REQUIREMENTS: Print the data that follows exactly.

GIVEN RECORDS:
┄┄┄┄┄┄
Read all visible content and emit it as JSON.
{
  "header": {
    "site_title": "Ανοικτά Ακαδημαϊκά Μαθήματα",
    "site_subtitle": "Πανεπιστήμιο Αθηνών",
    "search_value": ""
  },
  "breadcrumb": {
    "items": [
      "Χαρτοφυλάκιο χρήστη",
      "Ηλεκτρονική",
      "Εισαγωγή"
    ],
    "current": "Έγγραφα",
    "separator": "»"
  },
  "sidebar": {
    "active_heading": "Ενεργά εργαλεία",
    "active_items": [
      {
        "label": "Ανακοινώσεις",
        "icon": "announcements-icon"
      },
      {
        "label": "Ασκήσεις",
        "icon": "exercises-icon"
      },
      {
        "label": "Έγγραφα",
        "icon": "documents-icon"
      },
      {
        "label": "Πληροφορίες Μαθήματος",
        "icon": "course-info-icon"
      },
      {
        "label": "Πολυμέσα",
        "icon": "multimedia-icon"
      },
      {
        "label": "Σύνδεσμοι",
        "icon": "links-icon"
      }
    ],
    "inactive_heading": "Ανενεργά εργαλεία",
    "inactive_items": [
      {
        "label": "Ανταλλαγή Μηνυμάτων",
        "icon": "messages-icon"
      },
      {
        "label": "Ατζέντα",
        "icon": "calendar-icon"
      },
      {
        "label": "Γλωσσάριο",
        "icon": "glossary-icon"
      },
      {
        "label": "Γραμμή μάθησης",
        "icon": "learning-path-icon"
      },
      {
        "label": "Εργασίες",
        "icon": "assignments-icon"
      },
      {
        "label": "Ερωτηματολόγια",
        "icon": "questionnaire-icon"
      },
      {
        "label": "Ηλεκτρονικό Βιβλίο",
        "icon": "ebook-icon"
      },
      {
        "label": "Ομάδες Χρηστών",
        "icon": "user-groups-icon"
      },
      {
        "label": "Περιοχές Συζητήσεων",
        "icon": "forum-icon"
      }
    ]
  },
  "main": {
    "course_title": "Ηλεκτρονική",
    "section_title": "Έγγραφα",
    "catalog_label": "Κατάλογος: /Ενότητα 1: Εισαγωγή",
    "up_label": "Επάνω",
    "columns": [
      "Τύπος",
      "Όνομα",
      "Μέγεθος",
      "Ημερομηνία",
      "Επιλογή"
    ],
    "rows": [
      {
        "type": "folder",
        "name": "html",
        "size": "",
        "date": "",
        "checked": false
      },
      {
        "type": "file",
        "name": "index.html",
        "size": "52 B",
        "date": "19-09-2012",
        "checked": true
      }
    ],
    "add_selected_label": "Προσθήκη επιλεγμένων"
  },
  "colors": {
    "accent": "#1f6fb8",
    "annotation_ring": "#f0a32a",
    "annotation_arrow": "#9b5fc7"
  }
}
┄┄┄┄┄┄
WRITTEN RESPONSE:
Read all visible content and emit it as JSON.
{
  "header": {
    "site_title": "Ανοικτά Ακαδημαϊκά Μαθήματα",
    "site_subtitle": "Πανεπιστήμιο Αθηνών",
    "search_value": ""
  },
  "breadcrumb": {
    "items": [
      "Χαρτοφυλάκιο χρήστη",
      "Ηλεκτρονική",
      "Εισαγωγή"
    ],
    "current": "Έγγραφα",
    "separator": "»"
  },
  "sidebar": {
    "active_heading": "Ενεργά εργαλεία",
    "active_items": [
      {
        "label": "Ανακοινώσεις",
        "icon": "announcements-icon"
      },
      {
        "label": "Ασκήσεις",
        "icon": "exercises-icon"
      },
      {
        "label": "Έγγραφα",
        "icon": "documents-icon"
      },
      {
        "label": "Πληροφορίες Μαθήματος",
        "icon": "course-info-icon"
      },
      {
        "label": "Πολυμέσα",
        "icon": "multimedia-icon"
      },
      {
        "label": "Σύνδεσμοι",
        "icon": "links-icon"
      }
    ],
    "inactive_heading": "Ανενεργά εργαλεία",
    "inactive_items": [
      {
        "label": "Ανταλλαγή Μηνυμάτων",
        "icon": "messages-icon"
      },
      {
        "label": "Ατζέντα",
        "icon": "calendar-icon"
      },
      {
        "label": "Γλωσσάριο",
        "icon": "glossary-icon"
      },
      {
        "label": "Γραμμή μάθησης",
        "icon": "learning-path-icon"
      },
      {
        "label": "Εργασίες",
        "icon": "assignments-icon"
      },
      {
        "label": "Ερωτηματολόγια",
        "icon": "questionnaire-icon"
      },
      {
        "label": "Ηλεκτρονικό Βιβλίο",
        "icon": "ebook-icon"
      },
      {
        "label": "Ομάδες Χρηστών",
        "icon": "user-groups-icon"
      },
      {
        "label": "Περιοχές Συζητήσεων",
        "icon": "forum-icon"
      }
    ]
  },
  "main": {
    "course_title": "Ηλεκτρονική",
    "section_title": "Έγγραφα",
    "catalog_label": "Κατάλογος: /Ενότητα 1: Εισαγωγή",
    "up_label": "Επάνω",
    "columns": [
      "Τύπος",
      "Όνομα",
      "Μέγεθος",
      "Ημερομηνία",
      "Επιλογή"
    ],
    "rows": [
      {
        "type": "folder",
        "name": "html",
        "size": "",
        "date": "",
        "checked": false
      },
      {
        "type": "file",
        "name": "index.html",
        "size": "52 B",
        "date": "19-09-2012",
        "checked": true
      }
    ],
    "add_selected_label": "Προσθήκη επιλεγμένων"
  },
  "colors": {
    "accent": "#1f6fb8",
    "annotation_ring": "#f0a32a",
    "annotation_arrow": "#9b5fc7"
  }
}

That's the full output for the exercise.